** begin **
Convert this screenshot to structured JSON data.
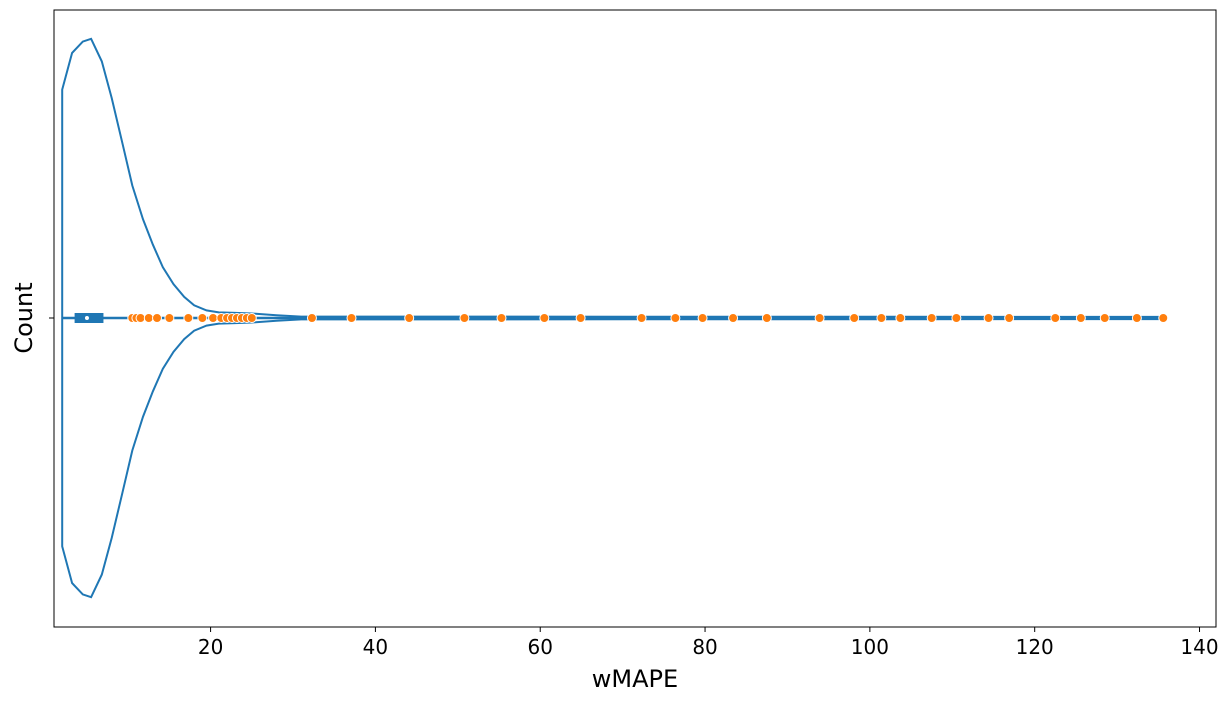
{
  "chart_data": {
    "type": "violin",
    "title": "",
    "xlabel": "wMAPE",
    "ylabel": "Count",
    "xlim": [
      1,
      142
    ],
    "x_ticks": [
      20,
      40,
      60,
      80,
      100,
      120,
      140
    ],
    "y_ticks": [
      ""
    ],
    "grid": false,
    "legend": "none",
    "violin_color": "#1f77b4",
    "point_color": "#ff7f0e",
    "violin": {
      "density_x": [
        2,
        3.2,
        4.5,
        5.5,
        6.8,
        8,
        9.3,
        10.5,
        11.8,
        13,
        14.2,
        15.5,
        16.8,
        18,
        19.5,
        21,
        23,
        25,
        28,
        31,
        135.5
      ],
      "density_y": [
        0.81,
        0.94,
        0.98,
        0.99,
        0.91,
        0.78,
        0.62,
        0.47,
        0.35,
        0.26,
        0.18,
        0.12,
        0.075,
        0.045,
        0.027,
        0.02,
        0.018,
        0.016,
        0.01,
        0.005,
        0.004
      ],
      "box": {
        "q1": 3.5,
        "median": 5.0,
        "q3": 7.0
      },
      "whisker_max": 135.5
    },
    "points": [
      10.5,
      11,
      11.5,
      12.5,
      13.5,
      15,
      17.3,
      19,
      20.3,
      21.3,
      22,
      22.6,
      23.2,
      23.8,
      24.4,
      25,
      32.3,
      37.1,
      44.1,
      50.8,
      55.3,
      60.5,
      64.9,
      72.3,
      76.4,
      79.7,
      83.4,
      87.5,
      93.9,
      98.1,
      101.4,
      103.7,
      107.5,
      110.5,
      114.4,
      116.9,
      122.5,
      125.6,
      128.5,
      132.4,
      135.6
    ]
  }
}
** end **
[PROBLEM DETAILS] Copy the records above exactly. The pictures are not part of the copy.

[WRITTEN RESPONSE]
Convert this screenshot to structured JSON data.
{
  "chart_data": {
    "type": "violin",
    "title": "",
    "xlabel": "wMAPE",
    "ylabel": "Count",
    "xlim": [
      1,
      142
    ],
    "x_ticks": [
      20,
      40,
      60,
      80,
      100,
      120,
      140
    ],
    "y_ticks": [
      ""
    ],
    "grid": false,
    "legend": "none",
    "violin_color": "#1f77b4",
    "point_color": "#ff7f0e",
    "violin": {
      "density_x": [
        2,
        3.2,
        4.5,
        5.5,
        6.8,
        8,
        9.3,
        10.5,
        11.8,
        13,
        14.2,
        15.5,
        16.8,
        18,
        19.5,
        21,
        23,
        25,
        28,
        31,
        135.5
      ],
      "density_y": [
        0.81,
        0.94,
        0.98,
        0.99,
        0.91,
        0.78,
        0.62,
        0.47,
        0.35,
        0.26,
        0.18,
        0.12,
        0.075,
        0.045,
        0.027,
        0.02,
        0.018,
        0.016,
        0.01,
        0.005,
        0.004
      ],
      "box": {
        "q1": 3.5,
        "median": 5.0,
        "q3": 7.0
      },
      "whisker_max": 135.5
    },
    "points": [
      10.5,
      11,
      11.5,
      12.5,
      13.5,
      15,
      17.3,
      19,
      20.3,
      21.3,
      22,
      22.6,
      23.2,
      23.8,
      24.4,
      25,
      32.3,
      37.1,
      44.1,
      50.8,
      55.3,
      60.5,
      64.9,
      72.3,
      76.4,
      79.7,
      83.4,
      87.5,
      93.9,
      98.1,
      101.4,
      103.7,
      107.5,
      110.5,
      114.4,
      116.9,
      122.5,
      125.6,
      128.5,
      132.4,
      135.6
    ]
  }
}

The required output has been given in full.